INFORMATION SHOWN —

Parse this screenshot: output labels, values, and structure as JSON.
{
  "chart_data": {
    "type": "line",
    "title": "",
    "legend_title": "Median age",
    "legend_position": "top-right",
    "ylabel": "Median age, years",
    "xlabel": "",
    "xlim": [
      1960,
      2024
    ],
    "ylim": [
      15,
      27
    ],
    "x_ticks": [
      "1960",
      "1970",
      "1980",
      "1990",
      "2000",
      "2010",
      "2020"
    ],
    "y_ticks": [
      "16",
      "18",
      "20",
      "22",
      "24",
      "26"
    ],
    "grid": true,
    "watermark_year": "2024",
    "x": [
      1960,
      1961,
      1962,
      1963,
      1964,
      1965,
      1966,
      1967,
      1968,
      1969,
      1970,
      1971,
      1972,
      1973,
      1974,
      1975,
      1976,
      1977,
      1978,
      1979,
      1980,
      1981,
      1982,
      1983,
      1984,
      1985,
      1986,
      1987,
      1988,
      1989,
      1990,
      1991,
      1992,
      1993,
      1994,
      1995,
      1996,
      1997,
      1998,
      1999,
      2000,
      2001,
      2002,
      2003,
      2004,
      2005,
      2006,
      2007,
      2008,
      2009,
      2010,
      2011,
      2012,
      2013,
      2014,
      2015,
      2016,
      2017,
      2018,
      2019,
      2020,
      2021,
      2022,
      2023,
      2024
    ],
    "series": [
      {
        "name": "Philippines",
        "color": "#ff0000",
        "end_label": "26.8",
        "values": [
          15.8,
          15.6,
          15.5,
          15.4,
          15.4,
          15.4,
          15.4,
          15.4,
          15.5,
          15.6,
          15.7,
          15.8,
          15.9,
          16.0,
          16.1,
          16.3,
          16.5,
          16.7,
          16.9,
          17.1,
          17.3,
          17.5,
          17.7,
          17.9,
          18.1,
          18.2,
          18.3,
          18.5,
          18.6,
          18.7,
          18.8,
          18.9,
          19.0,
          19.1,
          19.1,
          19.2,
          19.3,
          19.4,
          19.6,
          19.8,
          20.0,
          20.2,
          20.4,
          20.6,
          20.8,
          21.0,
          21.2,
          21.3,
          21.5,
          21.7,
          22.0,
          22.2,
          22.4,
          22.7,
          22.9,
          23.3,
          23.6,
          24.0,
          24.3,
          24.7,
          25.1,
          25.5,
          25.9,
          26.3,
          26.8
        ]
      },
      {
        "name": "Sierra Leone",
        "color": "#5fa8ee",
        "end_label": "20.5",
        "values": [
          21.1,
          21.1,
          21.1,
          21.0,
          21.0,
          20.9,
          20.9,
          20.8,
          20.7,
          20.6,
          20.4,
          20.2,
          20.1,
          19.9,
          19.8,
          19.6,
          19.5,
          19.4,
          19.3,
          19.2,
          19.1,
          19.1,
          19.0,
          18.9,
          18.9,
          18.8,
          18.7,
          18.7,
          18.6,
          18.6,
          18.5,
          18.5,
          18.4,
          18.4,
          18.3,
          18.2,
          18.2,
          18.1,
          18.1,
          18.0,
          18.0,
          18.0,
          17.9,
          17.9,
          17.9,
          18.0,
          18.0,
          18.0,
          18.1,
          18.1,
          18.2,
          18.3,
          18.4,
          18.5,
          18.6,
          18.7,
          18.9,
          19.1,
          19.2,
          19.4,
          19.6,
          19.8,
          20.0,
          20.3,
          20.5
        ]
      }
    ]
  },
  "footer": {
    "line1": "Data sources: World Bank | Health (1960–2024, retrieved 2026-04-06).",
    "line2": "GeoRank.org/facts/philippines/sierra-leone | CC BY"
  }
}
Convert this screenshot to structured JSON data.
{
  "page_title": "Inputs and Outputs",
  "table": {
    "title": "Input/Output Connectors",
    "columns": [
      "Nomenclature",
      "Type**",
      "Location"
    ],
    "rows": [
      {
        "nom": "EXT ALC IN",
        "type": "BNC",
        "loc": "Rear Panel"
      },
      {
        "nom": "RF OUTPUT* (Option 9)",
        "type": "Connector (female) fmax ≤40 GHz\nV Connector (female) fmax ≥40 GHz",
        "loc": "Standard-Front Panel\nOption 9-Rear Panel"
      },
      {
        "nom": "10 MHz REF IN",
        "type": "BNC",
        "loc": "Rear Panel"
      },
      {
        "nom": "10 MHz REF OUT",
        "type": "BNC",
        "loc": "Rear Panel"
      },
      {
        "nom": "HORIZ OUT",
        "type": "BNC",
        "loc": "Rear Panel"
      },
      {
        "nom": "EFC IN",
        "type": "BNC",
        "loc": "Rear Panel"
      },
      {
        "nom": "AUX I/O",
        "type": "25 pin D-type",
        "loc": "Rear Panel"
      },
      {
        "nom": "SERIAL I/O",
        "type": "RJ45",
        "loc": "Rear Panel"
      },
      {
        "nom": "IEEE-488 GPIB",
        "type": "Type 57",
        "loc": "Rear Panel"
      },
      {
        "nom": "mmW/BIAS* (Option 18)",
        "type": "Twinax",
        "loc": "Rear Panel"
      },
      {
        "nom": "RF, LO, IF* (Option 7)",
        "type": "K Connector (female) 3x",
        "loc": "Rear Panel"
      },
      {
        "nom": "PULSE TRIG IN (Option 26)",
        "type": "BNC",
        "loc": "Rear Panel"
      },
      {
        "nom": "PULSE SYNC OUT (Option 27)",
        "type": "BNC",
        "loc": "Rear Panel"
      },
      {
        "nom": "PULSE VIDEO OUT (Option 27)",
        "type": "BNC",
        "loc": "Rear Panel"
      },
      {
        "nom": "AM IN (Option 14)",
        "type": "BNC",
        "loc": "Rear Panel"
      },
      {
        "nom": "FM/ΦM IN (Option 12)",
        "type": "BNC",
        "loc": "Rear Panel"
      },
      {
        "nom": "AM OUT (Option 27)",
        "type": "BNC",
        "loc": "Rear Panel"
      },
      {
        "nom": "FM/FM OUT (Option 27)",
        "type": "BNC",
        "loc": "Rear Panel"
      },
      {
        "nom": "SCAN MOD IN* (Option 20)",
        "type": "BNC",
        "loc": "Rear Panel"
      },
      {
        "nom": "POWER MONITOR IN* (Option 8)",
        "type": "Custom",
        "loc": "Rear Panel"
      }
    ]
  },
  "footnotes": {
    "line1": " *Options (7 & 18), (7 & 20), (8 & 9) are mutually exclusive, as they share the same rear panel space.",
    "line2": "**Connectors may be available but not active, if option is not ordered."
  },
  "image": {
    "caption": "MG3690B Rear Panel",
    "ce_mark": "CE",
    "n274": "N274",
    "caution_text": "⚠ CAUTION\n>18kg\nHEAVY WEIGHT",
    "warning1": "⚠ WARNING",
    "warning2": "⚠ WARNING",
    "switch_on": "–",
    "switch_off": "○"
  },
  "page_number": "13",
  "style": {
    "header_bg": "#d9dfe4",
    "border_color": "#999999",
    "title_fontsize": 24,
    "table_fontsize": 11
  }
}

WHAT IS ASKED — Gather each line of the listing that holds the string "this".

WRITTEN ANSWER —
Parse this screenshot: output labels, values, and structure as JSON.
Convert this screenshot to structured JSON data.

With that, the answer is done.